AIM OF THE TASK: Return the listing word for word, as given.

--- start SOURCE RECORDS ---

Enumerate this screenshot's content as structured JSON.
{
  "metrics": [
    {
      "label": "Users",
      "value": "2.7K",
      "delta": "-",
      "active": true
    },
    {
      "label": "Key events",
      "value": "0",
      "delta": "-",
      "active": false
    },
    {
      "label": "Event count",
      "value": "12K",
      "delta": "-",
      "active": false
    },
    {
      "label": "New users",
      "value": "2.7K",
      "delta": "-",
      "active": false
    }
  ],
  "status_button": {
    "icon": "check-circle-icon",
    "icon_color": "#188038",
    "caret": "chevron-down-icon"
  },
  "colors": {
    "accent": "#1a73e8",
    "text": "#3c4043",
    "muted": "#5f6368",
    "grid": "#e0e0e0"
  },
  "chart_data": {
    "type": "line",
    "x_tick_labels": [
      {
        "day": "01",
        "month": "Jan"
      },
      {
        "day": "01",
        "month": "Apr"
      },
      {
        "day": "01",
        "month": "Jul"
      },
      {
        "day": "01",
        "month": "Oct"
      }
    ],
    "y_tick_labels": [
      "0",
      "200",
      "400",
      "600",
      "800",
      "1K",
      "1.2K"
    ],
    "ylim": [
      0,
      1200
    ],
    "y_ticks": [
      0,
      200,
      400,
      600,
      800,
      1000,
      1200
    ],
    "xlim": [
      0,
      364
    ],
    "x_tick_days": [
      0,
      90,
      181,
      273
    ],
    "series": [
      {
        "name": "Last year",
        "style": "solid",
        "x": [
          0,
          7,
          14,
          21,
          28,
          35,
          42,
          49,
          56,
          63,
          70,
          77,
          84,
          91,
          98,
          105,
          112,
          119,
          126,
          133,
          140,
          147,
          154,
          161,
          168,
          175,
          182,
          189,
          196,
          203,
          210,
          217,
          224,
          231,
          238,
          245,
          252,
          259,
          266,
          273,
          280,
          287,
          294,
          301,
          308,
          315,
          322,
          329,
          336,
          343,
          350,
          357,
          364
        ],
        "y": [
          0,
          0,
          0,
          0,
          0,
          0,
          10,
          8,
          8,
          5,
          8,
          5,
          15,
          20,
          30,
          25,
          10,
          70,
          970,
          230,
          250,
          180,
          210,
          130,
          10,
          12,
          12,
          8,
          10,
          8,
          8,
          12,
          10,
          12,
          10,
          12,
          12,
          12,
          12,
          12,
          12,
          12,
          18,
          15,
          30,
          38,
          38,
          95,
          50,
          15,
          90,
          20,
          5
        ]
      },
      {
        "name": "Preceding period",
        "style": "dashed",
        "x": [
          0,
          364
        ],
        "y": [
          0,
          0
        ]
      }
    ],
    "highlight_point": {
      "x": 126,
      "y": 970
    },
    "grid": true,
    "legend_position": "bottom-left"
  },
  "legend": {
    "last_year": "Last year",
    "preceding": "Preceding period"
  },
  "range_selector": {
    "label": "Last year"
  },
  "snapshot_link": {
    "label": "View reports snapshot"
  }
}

--- end SOURCE RECORDS ---

RESULT OF THE EXERCISE:
Enumerate this screenshot's content as structured JSON.
{
  "metrics": [
    {
      "label": "Users",
      "value": "2.7K",
      "delta": "-",
      "active": true
    },
    {
      "label": "Key events",
      "value": "0",
      "delta": "-",
      "active": false
    },
    {
      "label": "Event count",
      "value": "12K",
      "delta": "-",
      "active": false
    },
    {
      "label": "New users",
      "value": "2.7K",
      "delta": "-",
      "active": false
    }
  ],
  "status_button": {
    "icon": "check-circle-icon",
    "icon_color": "#188038",
    "caret": "chevron-down-icon"
  },
  "colors": {
    "accent": "#1a73e8",
    "text": "#3c4043",
    "muted": "#5f6368",
    "grid": "#e0e0e0"
  },
  "chart_data": {
    "type": "line",
    "x_tick_labels": [
      {
        "day": "01",
        "month": "Jan"
      },
      {
        "day": "01",
        "month": "Apr"
      },
      {
        "day": "01",
        "month": "Jul"
      },
      {
        "day": "01",
        "month": "Oct"
      }
    ],
    "y_tick_labels": [
      "0",
      "200",
      "400",
      "600",
      "800",
      "1K",
      "1.2K"
    ],
    "ylim": [
      0,
      1200
    ],
    "y_ticks": [
      0,
      200,
      400,
      600,
      800,
      1000,
      1200
    ],
    "xlim": [
      0,
      364
    ],
    "x_tick_days": [
      0,
      90,
      181,
      273
    ],
    "series": [
      {
        "name": "Last year",
        "style": "solid",
        "x": [
          0,
          7,
          14,
          21,
          28,
          35,
          42,
          49,
          56,
          63,
          70,
          77,
          84,
          91,
          98,
          105,
          112,
          119,
          126,
          133,
          140,
          147,
          154,
          161,
          168,
          175,
          182,
          189,
          196,
          203,
          210,
          217,
          224,
          231,
          238,
          245,
          252,
          259,
          266,
          273,
          280,
          287,
          294,
          301,
          308,
          315,
          322,
          329,
          336,
          343,
          350,
          357,
          364
        ],
        "y": [
          0,
          0,
          0,
          0,
          0,
          0,
          10,
          8,
          8,
          5,
          8,
          5,
          15,
          20,
          30,
          25,
          10,
          70,
          970,
          230,
          250,
          180,
          210,
          130,
          10,
          12,
          12,
          8,
          10,
          8,
          8,
          12,
          10,
          12,
          10,
          12,
          12,
          12,
          12,
          12,
          12,
          12,
          18,
          15,
          30,
          38,
          38,
          95,
          50,
          15,
          90,
          20,
          5
        ]
      },
      {
        "name": "Preceding period",
        "style": "dashed",
        "x": [
          0,
          364
        ],
        "y": [
          0,
          0
        ]
      }
    ],
    "highlight_point": {
      "x": 126,
      "y": 970
    },
    "grid": true,
    "legend_position": "bottom-left"
  },
  "legend": {
    "last_year": "Last year",
    "preceding": "Preceding period"
  },
  "range_selector": {
    "label": "Last year"
  },
  "snapshot_link": {
    "label": "View reports snapshot"
  }
}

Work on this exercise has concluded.